◆ Given instruction
Would you retype all of these records exactly?

........

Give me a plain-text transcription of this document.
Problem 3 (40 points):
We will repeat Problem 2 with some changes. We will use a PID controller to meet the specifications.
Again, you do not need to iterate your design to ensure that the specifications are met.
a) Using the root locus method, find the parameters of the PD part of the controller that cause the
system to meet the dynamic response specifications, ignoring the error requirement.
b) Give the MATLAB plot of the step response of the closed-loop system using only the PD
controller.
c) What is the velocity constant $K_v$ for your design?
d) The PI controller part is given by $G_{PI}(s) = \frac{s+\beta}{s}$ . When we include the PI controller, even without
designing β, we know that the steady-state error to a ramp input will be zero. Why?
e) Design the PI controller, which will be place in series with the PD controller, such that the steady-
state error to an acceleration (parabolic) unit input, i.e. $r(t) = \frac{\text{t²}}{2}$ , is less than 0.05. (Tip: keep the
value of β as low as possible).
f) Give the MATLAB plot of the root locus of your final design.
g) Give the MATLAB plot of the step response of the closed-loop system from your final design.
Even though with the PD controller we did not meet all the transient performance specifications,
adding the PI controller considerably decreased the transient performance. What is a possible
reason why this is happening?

........

◆ Response to the task
Give me a plain-text transcription of this document.
Problem 3 (40 points):
We will repeat Problem 2 with some changes. We will use a PID controller to meet the specifications.
Again, you do not need to iterate your design to ensure that the specifications are met.
a) Using the root locus method, find the parameters of the PD part of the controller that cause the
system to meet the dynamic response specifications, ignoring the error requirement.
b) Give the MATLAB plot of the step response of the closed-loop system using only the PD
controller.
c) What is the velocity constant $K_v$ for your design?
d) The PI controller part is given by $G_{PI}(s) = \frac{s+\beta}{s}$ . When we include the PI controller, even without
designing β, we know that the steady-state error to a ramp input will be zero. Why?
e) Design the PI controller, which will be place in series with the PD controller, such that the steady-
state error to an acceleration (parabolic) unit input, i.e. $r(t) = \frac{\text{t²}}{2}$ , is less than 0.05. (Tip: keep the
value of β as low as possible).
f) Give the MATLAB plot of the root locus of your final design.
g) Give the MATLAB plot of the step response of the closed-loop system from your final design.
Even though with the PD controller we did not meet all the transient performance specifications,
adding the PI controller considerably decreased the transient performance. What is a possible
reason why this is happening?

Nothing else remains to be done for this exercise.